» Work to be completed
All of the data that follows should be retyped exactly, please, except the pictures.

==== The input

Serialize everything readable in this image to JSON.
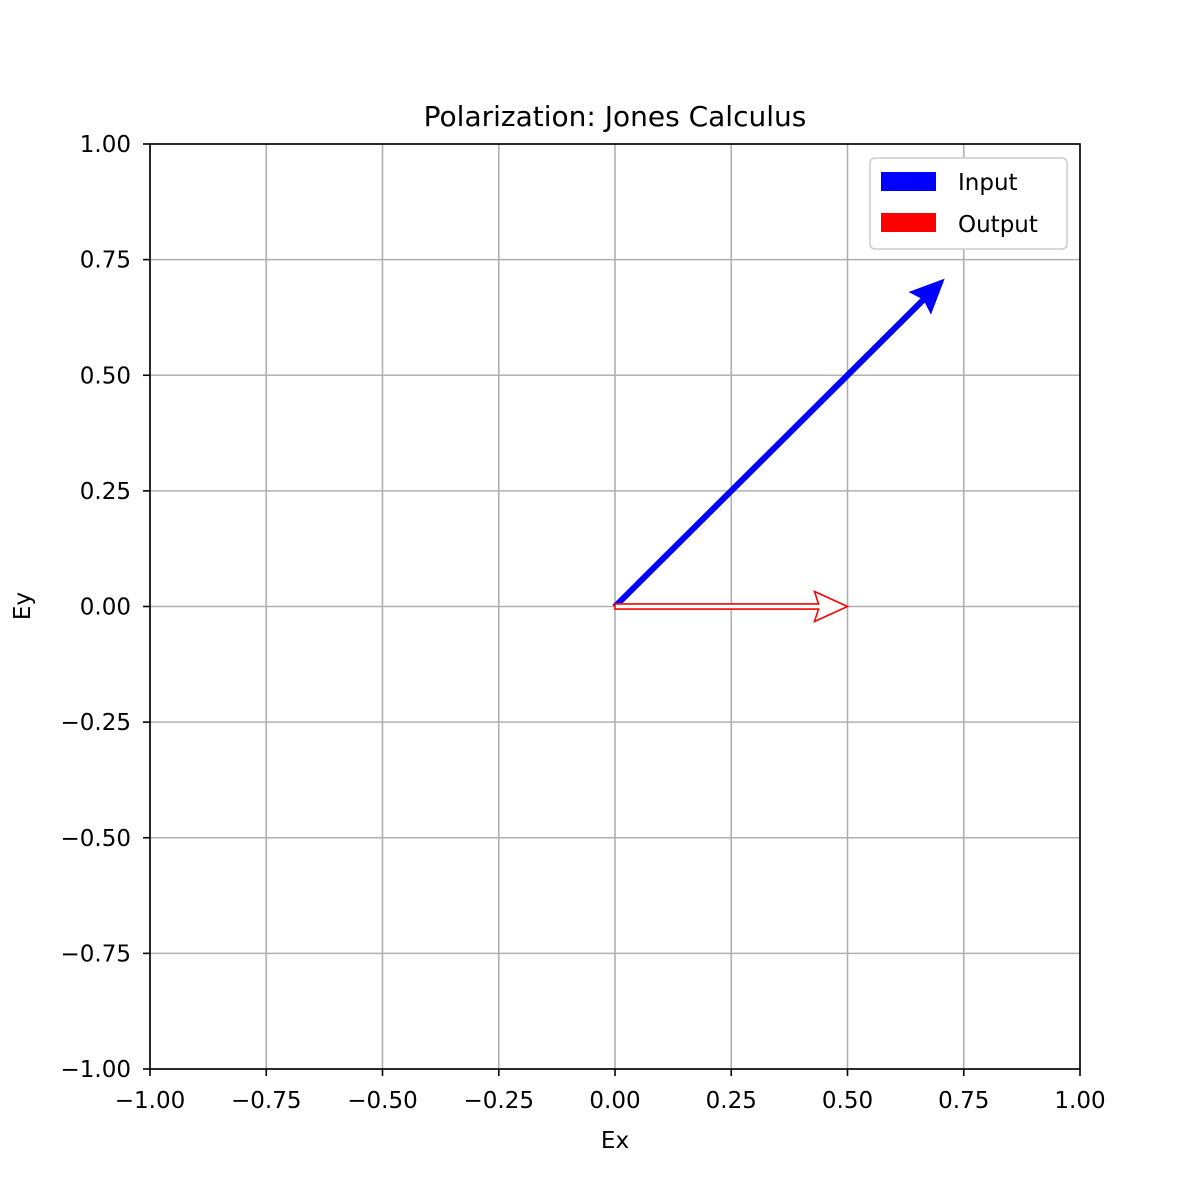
{
  "chart_data": {
    "type": "quiver",
    "title": "Polarization: Jones Calculus",
    "xlabel": "Ex",
    "ylabel": "Ey",
    "xlim": [
      -1.0,
      1.0
    ],
    "ylim": [
      -1.0,
      1.0
    ],
    "xticks": [
      "−1.00",
      "−0.75",
      "−0.50",
      "−0.25",
      "0.00",
      "0.25",
      "0.50",
      "0.75",
      "1.00"
    ],
    "yticks": [
      "−1.00",
      "−0.75",
      "−0.50",
      "−0.25",
      "0.00",
      "0.25",
      "0.50",
      "0.75",
      "1.00"
    ],
    "xtick_values": [
      -1.0,
      -0.75,
      -0.5,
      -0.25,
      0.0,
      0.25,
      0.5,
      0.75,
      1.0
    ],
    "ytick_values": [
      -1.0,
      -0.75,
      -0.5,
      -0.25,
      0.0,
      0.25,
      0.5,
      0.75,
      1.0
    ],
    "grid": true,
    "legend_position": "top-right",
    "series": [
      {
        "name": "Input",
        "color": "#0000ff",
        "x0": 0.0,
        "y0": 0.0,
        "dx": 0.707,
        "dy": 0.707,
        "style": "solid"
      },
      {
        "name": "Output",
        "color": "#ff0000",
        "x0": 0.0,
        "y0": 0.0,
        "dx": 0.5,
        "dy": 0.0,
        "style": "outline"
      }
    ]
  }
}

========

» Task solution
Serialize everything readable in this image to JSON.
{
  "chart_data": {
    "type": "quiver",
    "title": "Polarization: Jones Calculus",
    "xlabel": "Ex",
    "ylabel": "Ey",
    "xlim": [
      -1.0,
      1.0
    ],
    "ylim": [
      -1.0,
      1.0
    ],
    "xticks": [
      "−1.00",
      "−0.75",
      "−0.50",
      "−0.25",
      "0.00",
      "0.25",
      "0.50",
      "0.75",
      "1.00"
    ],
    "yticks": [
      "−1.00",
      "−0.75",
      "−0.50",
      "−0.25",
      "0.00",
      "0.25",
      "0.50",
      "0.75",
      "1.00"
    ],
    "xtick_values": [
      -1.0,
      -0.75,
      -0.5,
      -0.25,
      0.0,
      0.25,
      0.5,
      0.75,
      1.0
    ],
    "ytick_values": [
      -1.0,
      -0.75,
      -0.5,
      -0.25,
      0.0,
      0.25,
      0.5,
      0.75,
      1.0
    ],
    "grid": true,
    "legend_position": "top-right",
    "series": [
      {
        "name": "Input",
        "color": "#0000ff",
        "x0": 0.0,
        "y0": 0.0,
        "dx": 0.707,
        "dy": 0.707,
        "style": "solid"
      },
      {
        "name": "Output",
        "color": "#ff0000",
        "x0": 0.0,
        "y0": 0.0,
        "dx": 0.5,
        "dy": 0.0,
        "style": "outline"
      }
    ]
  }
}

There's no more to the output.